── Dataset content

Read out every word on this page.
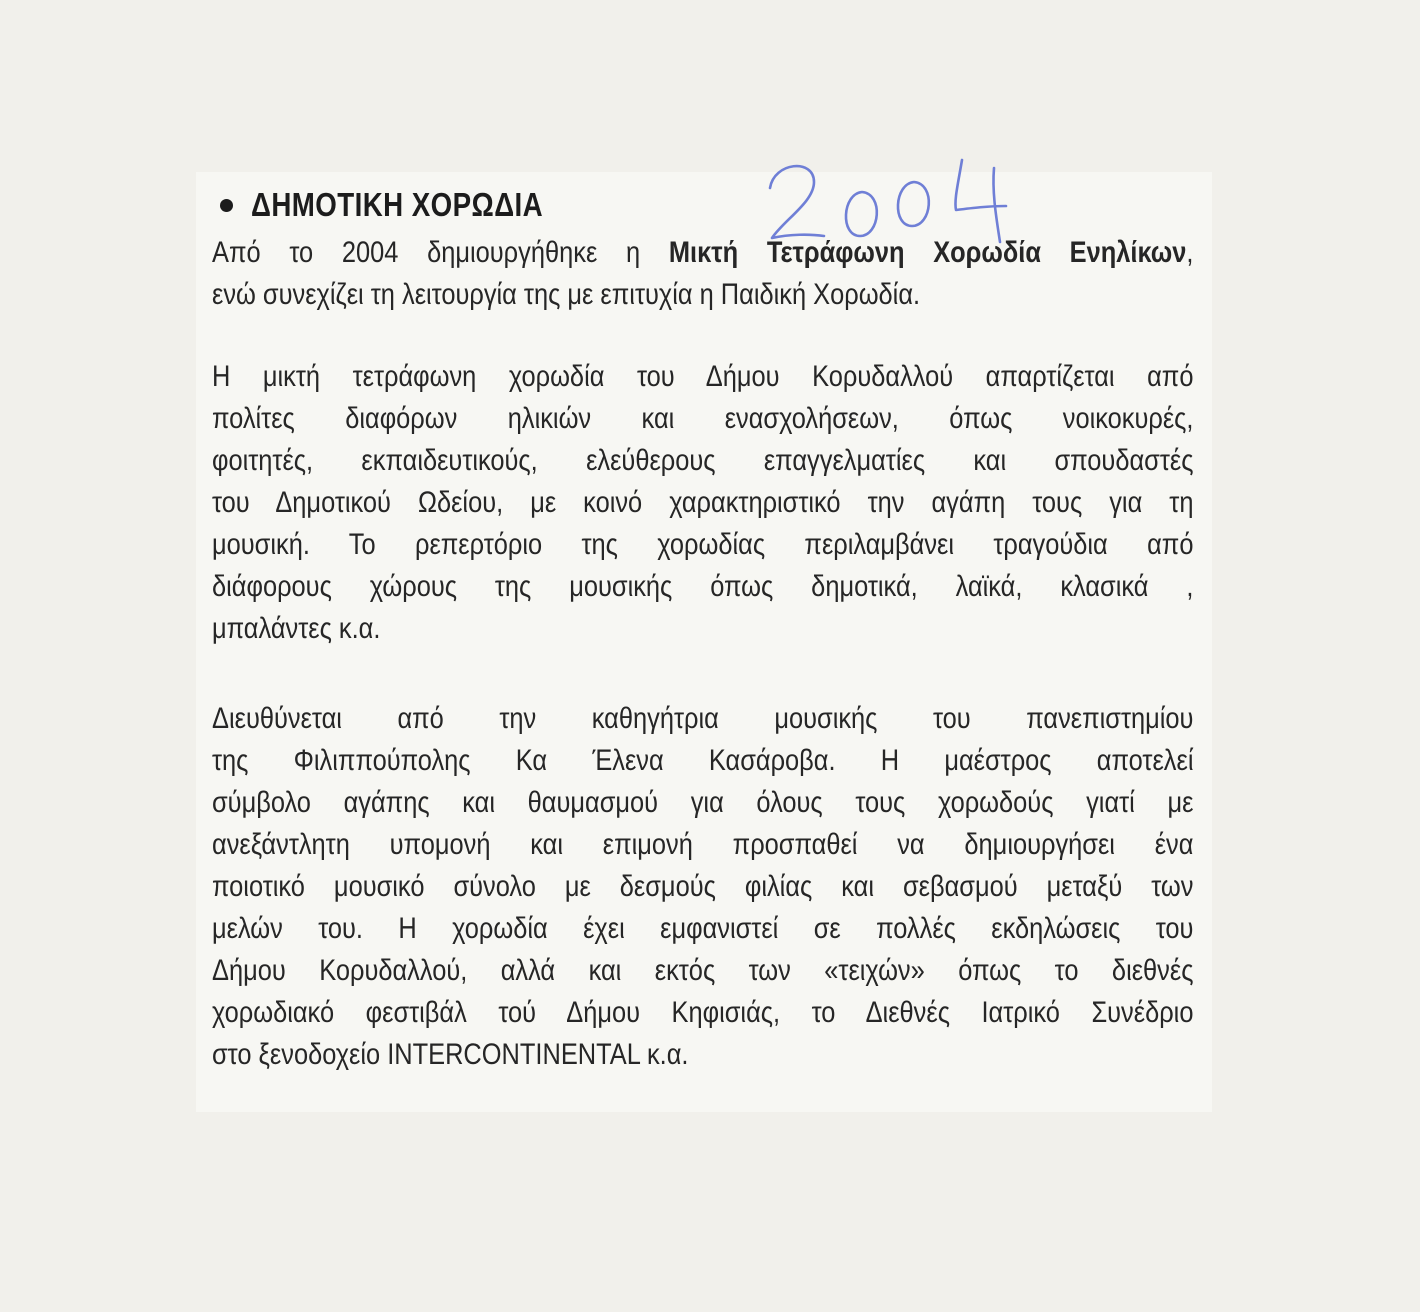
ΔΗΜΟΤΙΚΗ ΧΟΡΩΔΙΑ
Από το 2004 δημιουργήθηκε η Μικτή Τετράφωνη Χορωδία Ενηλίκων,
ενώ συνεχίζει τη λειτουργία της με επιτυχία η Παιδική Χορωδία.
Η μικτή τετράφωνη χορωδία του Δήμου Κορυδαλλού απαρτίζεται από
πολίτες διαφόρων ηλικιών και ενασχολήσεων, όπως νοικοκυρές,
φοιτητές, εκπαιδευτικούς, ελεύθερους επαγγελματίες και σπουδαστές
του Δημοτικού Ωδείου, με κοινό χαρακτηριστικό την αγάπη τους για τη
μουσική. Το ρεπερτόριο της χορωδίας περιλαμβάνει τραγούδια από
διάφορους χώρους της μουσικής όπως δημοτικά, λαϊκά, κλασικά ,
μπαλάντες κ.α.
Διευθύνεται από την καθηγήτρια μουσικής του πανεπιστημίου
της Φιλιππούπολης Κα Έλενα Κασάροβα. Η μαέστρος αποτελεί
σύμβολο αγάπης και θαυμασμού για όλους τους χορωδούς γιατί με
ανεξάντλητη υπομονή και επιμονή προσπαθεί να δημιουργήσει ένα
ποιοτικό μουσικό σύνολο με δεσμούς φιλίας και σεβασμού μεταξύ των
μελών του. Η χορωδία έχει εμφανιστεί σε πολλές εκδηλώσεις του
Δήμου Κορυδαλλού, αλλά και εκτός των «τειχών» όπως το διεθνές
χορωδιακό φεστιβάλ τού Δήμου Κηφισιάς, το Διεθνές Ιατρικό Συνέδριο
στο ξενοδοχείο INTERCONTINENTAL κ.α.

────

Set down the material exactly, every line of it, except for the pictures.

Read out every word on this page.
ΔΗΜΟΤΙΚΗ ΧΟΡΩΔΙΑ
Από το 2004 δημιουργήθηκε η Μικτή Τετράφωνη Χορωδία Ενηλίκων,
ενώ συνεχίζει τη λειτουργία της με επιτυχία η Παιδική Χορωδία.
Η μικτή τετράφωνη χορωδία του Δήμου Κορυδαλλού απαρτίζεται από
πολίτες διαφόρων ηλικιών και ενασχολήσεων, όπως νοικοκυρές,
φοιτητές, εκπαιδευτικούς, ελεύθερους επαγγελματίες και σπουδαστές
του Δημοτικού Ωδείου, με κοινό χαρακτηριστικό την αγάπη τους για τη
μουσική. Το ρεπερτόριο της χορωδίας περιλαμβάνει τραγούδια από
διάφορους χώρους της μουσικής όπως δημοτικά, λαϊκά, κλασικά ,
μπαλάντες κ.α.
Διευθύνεται από την καθηγήτρια μουσικής του πανεπιστημίου
της Φιλιππούπολης Κα Έλενα Κασάροβα. Η μαέστρος αποτελεί
σύμβολο αγάπης και θαυμασμού για όλους τους χορωδούς γιατί με
ανεξάντλητη υπομονή και επιμονή προσπαθεί να δημιουργήσει ένα
ποιοτικό μουσικό σύνολο με δεσμούς φιλίας και σεβασμού μεταξύ των
μελών του. Η χορωδία έχει εμφανιστεί σε πολλές εκδηλώσεις του
Δήμου Κορυδαλλού, αλλά και εκτός των «τειχών» όπως το διεθνές
χορωδιακό φεστιβάλ τού Δήμου Κηφισιάς, το Διεθνές Ιατρικό Συνέδριο
στο ξενοδοχείο INTERCONTINENTAL κ.α.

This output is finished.